▸ Records for this task
"""

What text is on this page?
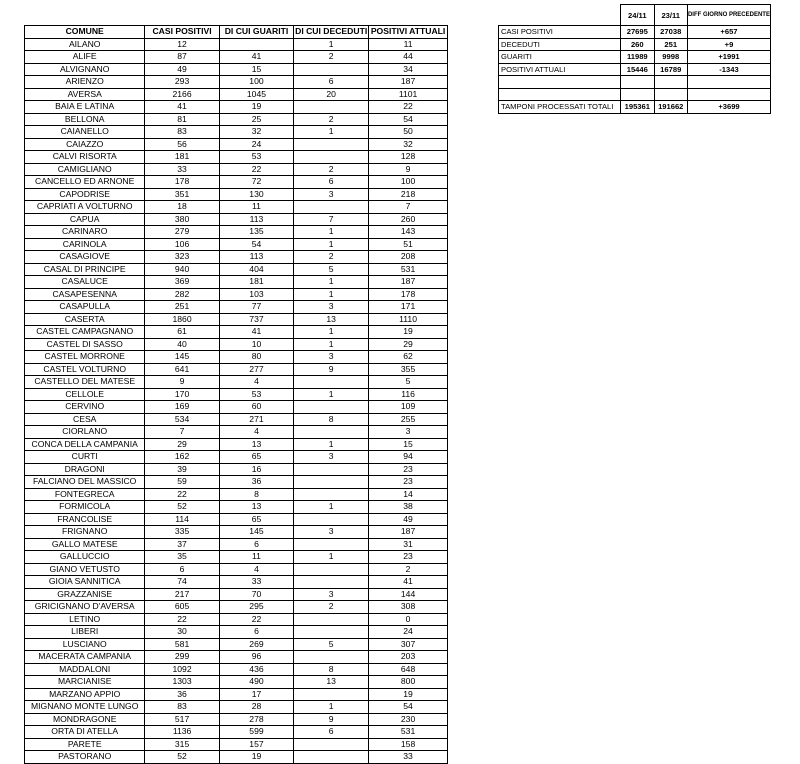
COMUNE	CASI POSITIVI	DI CUI GUARITI	DI CUI DECEDUTI	POSITIVI ATTUALI
AILANO	12		1	11
ALIFE	87	41	2	44
ALVIGNANO	49	15		34
ARIENZO	293	100	6	187
AVERSA	2166	1045	20	1101
BAIA E LATINA	41	19		22
BELLONA	81	25	2	54
CAIANELLO	83	32	1	50
CAIAZZO	56	24		32
CALVI RISORTA	181	53		128
CAMIGLIANO	33	22	2	9
CANCELLO ED ARNONE	178	72	6	100
CAPODRISE	351	130	3	218
CAPRIATI A VOLTURNO	18	11		7
CAPUA	380	113	7	260
CARINARO	279	135	1	143
CARINOLA	106	54	1	51
CASAGIOVE	323	113	2	208
CASAL DI PRINCIPE	940	404	5	531
CASALUCE	369	181	1	187
CASAPESENNA	282	103	1	178
CASAPULLA	251	77	3	171
CASERTA	1860	737	13	1110
CASTEL CAMPAGNANO	61	41	1	19
CASTEL DI SASSO	40	10	1	29
CASTEL MORRONE	145	80	3	62
CASTEL VOLTURNO	641	277	9	355
CASTELLO DEL MATESE	9	4		5
CELLOLE	170	53	1	116
CERVINO	169	60		109
CESA	534	271	8	255
CIORLANO	7	4		3
CONCA DELLA CAMPANIA	29	13	1	15
CURTI	162	65	3	94
DRAGONI	39	16		23
FALCIANO DEL MASSICO	59	36		23
FONTEGRECA	22	8		14
FORMICOLA	52	13	1	38
FRANCOLISE	114	65		49
FRIGNANO	335	145	3	187
GALLO MATESE	37	6		31
GALLUCCIO	35	11	1	23
GIANO VETUSTO	6	4		2
GIOIA SANNITICA	74	33		41
GRAZZANISE	217	70	3	144
GRICIGNANO D'AVERSA	605	295	2	308
LETINO	22	22		0
LIBERI	30	6		24
LUSCIANO	581	269	5	307
MACERATA CAMPANIA	299	96		203
MADDALONI	1092	436	8	648
MARCIANISE	1303	490	13	800
MARZANO APPIO	36	17		19
MIGNANO MONTE LUNGO	83	28	1	54
MONDRAGONE	517	278	9	230
ORTA DI ATELLA	1136	599	6	531
PARETE	315	157		158
PASTORANO	52	19		33
	24/11	23/11	DIFF GIORNO PRECEDENTE
CASI POSITIVI	27695	27038	+657
DECEDUTI	260	251	+9
GUARITI	11989	9998	+1991
POSITIVI ATTUALI	15446	16789	-1343

TAMPONI PROCESSATI TOTALI	195361	191662	+3699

"""

▸ Exercise goal
Look through the listing above. Pick out each line with "ATTUALI" and copy it.

▸ Response for this exercise
COMUNE	CASI POSITIVI	DI CUI GUARITI	DI CUI DECEDUTI	POSITIVI ATTUALI
POSITIVI ATTUALI	15446	16789	-1343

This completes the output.